# [What you should do]
Find every line containing the word "connector" in the records below; report only how many there are.

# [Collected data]
☆ ☆ ☆

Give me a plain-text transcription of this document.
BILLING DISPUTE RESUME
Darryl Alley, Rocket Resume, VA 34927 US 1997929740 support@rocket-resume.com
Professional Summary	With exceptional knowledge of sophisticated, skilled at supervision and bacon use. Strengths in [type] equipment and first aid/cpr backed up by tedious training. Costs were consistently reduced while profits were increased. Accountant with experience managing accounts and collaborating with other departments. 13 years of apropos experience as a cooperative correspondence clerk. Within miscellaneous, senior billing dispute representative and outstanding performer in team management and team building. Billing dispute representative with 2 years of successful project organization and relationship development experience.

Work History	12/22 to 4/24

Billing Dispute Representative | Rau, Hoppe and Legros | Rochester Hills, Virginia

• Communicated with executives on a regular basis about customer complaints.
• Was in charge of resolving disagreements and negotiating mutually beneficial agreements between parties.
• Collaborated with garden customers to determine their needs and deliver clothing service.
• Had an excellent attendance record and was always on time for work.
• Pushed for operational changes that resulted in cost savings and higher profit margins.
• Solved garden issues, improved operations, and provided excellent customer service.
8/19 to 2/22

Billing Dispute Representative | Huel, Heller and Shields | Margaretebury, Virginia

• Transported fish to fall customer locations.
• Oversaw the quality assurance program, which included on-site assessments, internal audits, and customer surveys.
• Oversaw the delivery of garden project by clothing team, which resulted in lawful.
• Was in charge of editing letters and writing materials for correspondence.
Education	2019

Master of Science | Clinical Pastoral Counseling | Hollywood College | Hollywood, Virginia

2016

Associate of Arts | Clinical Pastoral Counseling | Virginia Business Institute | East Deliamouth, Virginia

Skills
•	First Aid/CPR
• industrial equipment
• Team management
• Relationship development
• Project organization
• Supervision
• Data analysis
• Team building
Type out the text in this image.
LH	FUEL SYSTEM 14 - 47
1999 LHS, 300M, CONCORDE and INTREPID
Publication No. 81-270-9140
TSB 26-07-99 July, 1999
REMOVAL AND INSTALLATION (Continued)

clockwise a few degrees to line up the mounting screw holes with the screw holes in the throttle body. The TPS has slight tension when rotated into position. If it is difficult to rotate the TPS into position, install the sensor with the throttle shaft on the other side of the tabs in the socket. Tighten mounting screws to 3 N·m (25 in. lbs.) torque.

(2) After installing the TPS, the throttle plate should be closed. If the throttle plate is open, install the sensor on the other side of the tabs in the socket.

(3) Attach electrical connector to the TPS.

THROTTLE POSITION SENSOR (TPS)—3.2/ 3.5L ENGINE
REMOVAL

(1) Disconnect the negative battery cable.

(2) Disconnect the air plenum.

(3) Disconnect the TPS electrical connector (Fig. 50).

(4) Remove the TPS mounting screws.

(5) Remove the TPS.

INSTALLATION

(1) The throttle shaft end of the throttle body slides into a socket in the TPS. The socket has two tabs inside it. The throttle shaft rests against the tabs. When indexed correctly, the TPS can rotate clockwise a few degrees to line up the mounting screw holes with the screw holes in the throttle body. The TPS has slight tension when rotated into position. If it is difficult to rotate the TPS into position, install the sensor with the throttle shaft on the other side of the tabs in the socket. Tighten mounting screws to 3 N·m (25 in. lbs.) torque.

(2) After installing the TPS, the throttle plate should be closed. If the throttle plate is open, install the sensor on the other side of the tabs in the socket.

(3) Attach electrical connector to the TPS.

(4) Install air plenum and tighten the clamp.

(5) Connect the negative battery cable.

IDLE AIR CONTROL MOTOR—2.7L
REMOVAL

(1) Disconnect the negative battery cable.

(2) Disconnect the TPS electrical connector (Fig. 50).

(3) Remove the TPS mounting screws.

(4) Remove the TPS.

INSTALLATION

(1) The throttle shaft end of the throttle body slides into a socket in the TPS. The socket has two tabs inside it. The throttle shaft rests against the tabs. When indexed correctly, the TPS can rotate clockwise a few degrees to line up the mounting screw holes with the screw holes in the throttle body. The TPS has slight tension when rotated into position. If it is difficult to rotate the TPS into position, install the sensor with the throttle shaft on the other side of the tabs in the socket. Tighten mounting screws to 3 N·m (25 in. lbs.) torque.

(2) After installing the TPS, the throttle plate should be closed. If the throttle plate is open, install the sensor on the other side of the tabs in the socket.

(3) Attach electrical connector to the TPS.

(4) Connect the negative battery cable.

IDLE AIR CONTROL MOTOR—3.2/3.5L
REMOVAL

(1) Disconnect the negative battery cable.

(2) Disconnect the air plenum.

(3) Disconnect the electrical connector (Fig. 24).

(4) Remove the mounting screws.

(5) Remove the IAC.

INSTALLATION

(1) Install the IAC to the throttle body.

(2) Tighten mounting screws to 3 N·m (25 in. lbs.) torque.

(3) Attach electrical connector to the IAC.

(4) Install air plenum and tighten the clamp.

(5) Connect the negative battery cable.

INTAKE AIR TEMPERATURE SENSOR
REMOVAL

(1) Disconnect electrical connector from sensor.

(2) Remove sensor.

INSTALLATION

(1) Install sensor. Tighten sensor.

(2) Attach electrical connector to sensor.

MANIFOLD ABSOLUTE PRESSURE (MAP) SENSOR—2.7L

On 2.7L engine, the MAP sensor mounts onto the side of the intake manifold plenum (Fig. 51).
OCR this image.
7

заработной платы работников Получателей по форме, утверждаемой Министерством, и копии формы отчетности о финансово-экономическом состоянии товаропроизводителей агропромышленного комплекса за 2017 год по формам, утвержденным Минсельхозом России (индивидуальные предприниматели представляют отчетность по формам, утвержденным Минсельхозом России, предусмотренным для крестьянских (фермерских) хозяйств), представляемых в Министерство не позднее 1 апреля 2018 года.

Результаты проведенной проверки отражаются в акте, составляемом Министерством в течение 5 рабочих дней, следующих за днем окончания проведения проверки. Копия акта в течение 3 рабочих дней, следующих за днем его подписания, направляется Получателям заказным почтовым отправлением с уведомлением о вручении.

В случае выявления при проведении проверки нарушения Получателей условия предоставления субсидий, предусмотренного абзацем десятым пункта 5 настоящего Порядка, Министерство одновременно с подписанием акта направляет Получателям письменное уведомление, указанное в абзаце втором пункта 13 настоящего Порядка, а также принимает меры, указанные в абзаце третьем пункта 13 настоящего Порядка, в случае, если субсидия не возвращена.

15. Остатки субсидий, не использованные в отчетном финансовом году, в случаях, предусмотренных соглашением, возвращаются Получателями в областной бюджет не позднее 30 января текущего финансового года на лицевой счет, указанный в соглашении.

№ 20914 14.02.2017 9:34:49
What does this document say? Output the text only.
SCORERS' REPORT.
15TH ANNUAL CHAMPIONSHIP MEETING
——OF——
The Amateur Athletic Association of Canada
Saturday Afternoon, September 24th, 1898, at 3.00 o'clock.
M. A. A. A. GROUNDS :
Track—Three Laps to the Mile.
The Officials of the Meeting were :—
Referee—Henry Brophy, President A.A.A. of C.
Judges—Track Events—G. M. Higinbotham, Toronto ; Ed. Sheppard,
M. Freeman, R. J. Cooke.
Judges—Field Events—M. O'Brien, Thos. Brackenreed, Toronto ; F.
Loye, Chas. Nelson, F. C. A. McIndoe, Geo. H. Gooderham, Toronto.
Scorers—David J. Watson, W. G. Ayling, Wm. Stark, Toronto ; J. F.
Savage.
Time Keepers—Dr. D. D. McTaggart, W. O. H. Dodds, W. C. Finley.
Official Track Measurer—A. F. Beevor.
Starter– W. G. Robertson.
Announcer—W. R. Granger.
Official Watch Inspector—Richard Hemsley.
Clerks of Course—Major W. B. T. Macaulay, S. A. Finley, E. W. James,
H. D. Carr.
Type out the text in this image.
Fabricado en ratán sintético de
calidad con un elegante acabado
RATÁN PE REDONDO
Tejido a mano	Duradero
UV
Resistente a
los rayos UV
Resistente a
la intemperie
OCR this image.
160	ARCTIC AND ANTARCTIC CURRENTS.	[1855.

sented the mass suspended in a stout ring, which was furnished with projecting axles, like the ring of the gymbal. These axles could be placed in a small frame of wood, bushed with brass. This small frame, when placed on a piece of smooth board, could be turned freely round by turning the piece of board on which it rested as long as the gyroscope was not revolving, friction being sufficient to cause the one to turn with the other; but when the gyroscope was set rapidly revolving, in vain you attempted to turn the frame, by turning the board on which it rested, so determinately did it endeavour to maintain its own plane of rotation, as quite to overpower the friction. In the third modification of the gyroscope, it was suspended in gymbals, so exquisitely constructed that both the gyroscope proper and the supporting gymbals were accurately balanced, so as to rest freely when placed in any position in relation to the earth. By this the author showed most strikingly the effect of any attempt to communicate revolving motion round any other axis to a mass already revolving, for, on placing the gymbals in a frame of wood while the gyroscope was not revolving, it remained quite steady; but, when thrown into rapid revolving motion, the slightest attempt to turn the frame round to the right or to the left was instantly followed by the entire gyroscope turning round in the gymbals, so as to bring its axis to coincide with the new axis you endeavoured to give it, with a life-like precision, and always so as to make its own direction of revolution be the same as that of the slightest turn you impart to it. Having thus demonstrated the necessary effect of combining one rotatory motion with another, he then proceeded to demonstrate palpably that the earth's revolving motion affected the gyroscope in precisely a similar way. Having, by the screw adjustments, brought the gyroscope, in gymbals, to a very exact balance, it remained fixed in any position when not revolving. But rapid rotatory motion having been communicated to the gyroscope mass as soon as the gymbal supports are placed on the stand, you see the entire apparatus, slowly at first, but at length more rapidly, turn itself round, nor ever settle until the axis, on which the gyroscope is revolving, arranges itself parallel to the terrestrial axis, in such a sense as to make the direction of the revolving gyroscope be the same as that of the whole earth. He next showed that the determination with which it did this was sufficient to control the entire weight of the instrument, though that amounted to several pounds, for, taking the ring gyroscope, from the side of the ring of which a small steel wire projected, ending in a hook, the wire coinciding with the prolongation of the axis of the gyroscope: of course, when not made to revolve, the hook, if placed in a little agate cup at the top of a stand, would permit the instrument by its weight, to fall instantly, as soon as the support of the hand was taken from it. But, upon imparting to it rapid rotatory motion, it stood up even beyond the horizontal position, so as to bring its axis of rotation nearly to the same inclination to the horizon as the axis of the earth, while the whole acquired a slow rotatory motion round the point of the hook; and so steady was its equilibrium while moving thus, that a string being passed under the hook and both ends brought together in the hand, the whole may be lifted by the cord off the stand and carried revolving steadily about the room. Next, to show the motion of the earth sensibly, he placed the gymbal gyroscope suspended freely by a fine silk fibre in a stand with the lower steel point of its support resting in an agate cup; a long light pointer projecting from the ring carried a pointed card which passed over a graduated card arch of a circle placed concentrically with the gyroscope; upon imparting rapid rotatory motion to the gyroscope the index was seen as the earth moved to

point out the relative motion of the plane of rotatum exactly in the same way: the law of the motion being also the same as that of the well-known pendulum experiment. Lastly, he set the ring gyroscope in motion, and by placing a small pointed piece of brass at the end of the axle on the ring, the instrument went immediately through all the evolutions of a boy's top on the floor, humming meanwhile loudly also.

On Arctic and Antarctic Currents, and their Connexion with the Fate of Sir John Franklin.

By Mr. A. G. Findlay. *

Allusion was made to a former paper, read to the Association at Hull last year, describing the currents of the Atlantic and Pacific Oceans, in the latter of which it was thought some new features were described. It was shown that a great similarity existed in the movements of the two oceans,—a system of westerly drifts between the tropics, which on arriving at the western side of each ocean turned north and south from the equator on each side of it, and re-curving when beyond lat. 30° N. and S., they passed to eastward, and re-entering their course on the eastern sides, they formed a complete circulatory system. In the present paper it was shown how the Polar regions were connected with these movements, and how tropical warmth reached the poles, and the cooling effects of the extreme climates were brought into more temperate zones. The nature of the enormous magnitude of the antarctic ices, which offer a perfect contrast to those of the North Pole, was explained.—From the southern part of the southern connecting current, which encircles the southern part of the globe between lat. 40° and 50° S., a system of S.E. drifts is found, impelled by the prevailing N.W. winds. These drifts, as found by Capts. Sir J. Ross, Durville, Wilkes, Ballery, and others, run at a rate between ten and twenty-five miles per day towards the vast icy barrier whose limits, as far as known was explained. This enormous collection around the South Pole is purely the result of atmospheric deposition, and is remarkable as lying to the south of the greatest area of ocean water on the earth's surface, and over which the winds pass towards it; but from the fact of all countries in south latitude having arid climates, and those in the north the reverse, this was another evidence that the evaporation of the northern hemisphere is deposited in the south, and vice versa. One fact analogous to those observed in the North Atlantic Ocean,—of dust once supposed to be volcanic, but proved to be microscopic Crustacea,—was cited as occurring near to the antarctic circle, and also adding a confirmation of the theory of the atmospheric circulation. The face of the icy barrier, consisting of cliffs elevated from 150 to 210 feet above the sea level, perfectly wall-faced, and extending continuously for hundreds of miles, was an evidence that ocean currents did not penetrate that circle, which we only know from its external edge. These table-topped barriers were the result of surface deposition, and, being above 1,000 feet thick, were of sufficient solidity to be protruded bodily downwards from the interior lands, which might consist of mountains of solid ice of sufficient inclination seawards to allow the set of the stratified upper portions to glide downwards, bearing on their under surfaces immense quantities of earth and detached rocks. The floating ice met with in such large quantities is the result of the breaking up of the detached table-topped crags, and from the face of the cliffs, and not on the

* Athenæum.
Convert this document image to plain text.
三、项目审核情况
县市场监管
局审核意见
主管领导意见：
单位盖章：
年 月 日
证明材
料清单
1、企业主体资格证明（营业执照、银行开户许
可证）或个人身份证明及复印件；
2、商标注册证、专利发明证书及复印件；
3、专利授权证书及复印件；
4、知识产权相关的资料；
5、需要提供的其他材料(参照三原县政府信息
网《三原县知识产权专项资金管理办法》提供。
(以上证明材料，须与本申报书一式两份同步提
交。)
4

☆ ☆ ☆

# [Correct answer]
9